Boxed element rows
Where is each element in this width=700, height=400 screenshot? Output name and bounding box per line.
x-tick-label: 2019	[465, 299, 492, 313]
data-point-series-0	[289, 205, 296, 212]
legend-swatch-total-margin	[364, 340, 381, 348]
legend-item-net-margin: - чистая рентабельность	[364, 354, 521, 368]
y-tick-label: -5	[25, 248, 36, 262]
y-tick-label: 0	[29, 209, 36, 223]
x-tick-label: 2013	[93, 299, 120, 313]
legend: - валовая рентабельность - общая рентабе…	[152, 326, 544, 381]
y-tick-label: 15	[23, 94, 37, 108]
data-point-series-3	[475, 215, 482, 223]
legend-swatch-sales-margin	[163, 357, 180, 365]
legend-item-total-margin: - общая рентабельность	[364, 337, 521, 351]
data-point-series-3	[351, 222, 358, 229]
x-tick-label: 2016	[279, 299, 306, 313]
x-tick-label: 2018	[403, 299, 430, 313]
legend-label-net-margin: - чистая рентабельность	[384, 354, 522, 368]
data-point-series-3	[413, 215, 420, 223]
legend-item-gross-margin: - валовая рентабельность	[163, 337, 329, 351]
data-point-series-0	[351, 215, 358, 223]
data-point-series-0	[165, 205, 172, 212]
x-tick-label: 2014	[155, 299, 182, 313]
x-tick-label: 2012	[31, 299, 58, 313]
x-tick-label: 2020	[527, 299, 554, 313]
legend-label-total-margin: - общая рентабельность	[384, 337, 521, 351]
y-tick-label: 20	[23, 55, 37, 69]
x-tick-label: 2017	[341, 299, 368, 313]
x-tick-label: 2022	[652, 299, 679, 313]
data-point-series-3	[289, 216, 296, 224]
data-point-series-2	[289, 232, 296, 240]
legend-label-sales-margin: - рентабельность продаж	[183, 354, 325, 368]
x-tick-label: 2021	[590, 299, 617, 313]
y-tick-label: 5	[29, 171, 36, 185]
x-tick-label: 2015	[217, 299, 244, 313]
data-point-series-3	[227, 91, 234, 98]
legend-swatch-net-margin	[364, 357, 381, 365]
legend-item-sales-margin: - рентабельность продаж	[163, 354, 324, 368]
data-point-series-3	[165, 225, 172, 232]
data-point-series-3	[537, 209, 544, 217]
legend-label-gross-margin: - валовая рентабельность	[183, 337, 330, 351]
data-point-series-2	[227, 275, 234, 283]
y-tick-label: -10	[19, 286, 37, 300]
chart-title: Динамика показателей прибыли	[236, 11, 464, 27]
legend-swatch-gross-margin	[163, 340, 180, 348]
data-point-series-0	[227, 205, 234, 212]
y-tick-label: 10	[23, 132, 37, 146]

## SET EXERCISE
Rewrite the rows from the first one up to and including the line with "216, 296, 224]", changing "x-tick-label" to "x-axis-label" and leaving everything else unchanged.

## COMPLETE ANSWER
Where is each element in this width=700, height=400 screenshot? Output name and bounding box per line.
x-axis-label: 2019	[465, 299, 492, 313]
data-point-series-0	[289, 205, 296, 212]
legend-swatch-total-margin	[364, 340, 381, 348]
legend-item-net-margin: - чистая рентабельность	[364, 354, 521, 368]
y-tick-label: -5	[25, 248, 36, 262]
y-tick-label: 0	[29, 209, 36, 223]
x-axis-label: 2013	[93, 299, 120, 313]
legend: - валовая рентабельность - общая рентабе…	[152, 326, 544, 381]
y-tick-label: 15	[23, 94, 37, 108]
data-point-series-3	[475, 215, 482, 223]
legend-swatch-sales-margin	[163, 357, 180, 365]
legend-item-total-margin: - общая рентабельность	[364, 337, 521, 351]
data-point-series-3	[351, 222, 358, 229]
x-axis-label: 2016	[279, 299, 306, 313]
x-axis-label: 2018	[403, 299, 430, 313]
legend-label-net-margin: - чистая рентабельность	[384, 354, 522, 368]
data-point-series-3	[413, 215, 420, 223]
legend-item-gross-margin: - валовая рентабельность	[163, 337, 329, 351]
data-point-series-0	[351, 215, 358, 223]
data-point-series-0	[165, 205, 172, 212]
x-axis-label: 2014	[155, 299, 182, 313]
x-axis-label: 2012	[31, 299, 58, 313]
x-axis-label: 2020	[527, 299, 554, 313]
legend-label-total-margin: - общая рентабельность	[384, 337, 521, 351]
y-tick-label: 20	[23, 55, 37, 69]
x-axis-label: 2017	[341, 299, 368, 313]
x-axis-label: 2022	[652, 299, 679, 313]
data-point-series-3	[289, 216, 296, 224]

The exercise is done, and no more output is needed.